**Task to complete:** The answer must consist of every line from the entries that holds the word "Degree".

**** Extracted material ****

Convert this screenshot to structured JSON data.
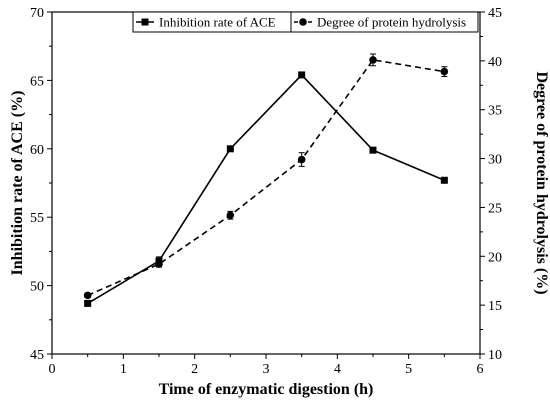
{
  "chart_data": {
    "type": "line",
    "xlabel": "Time of enzymatic digestion (h)",
    "xlim": [
      0,
      6
    ],
    "x_ticks": [
      0,
      1,
      2,
      3,
      4,
      5,
      6
    ],
    "ylabel_left": "Inhibition rate of ACE (%)",
    "ylim_left": [
      45,
      70
    ],
    "y_ticks_left": [
      45,
      50,
      55,
      60,
      65,
      70
    ],
    "ylabel_right": "Degree of protein hydrolysis (%)",
    "ylim_right": [
      10,
      45
    ],
    "y_ticks_right": [
      10,
      15,
      20,
      25,
      30,
      35,
      40,
      45
    ],
    "legend_position": "top",
    "series": [
      {
        "name": "Inhibition rate of ACE",
        "axis": "left",
        "marker": "square",
        "line_style": "solid",
        "color": "#000000",
        "x": [
          0.5,
          1.5,
          2.5,
          3.5,
          4.5,
          5.5
        ],
        "values": [
          48.7,
          51.8,
          60.0,
          65.4,
          59.9,
          57.7
        ],
        "errors": [
          0,
          0.3,
          0,
          0,
          0,
          0
        ]
      },
      {
        "name": "Degree of protein hydrolysis",
        "axis": "right",
        "marker": "circle",
        "line_style": "dashed",
        "color": "#000000",
        "x": [
          0.5,
          1.5,
          2.5,
          3.5,
          4.5,
          5.5
        ],
        "values": [
          16.0,
          19.2,
          24.2,
          29.9,
          40.1,
          38.9
        ],
        "errors": [
          0.2,
          0.3,
          0.4,
          0.7,
          0.6,
          0.5
        ]
      }
    ]
  }
}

****

**Result for this exercise:**
    "ylabel_right": "Degree of protein hydrolysis (%)",
        "name": "Degree of protein hydrolysis",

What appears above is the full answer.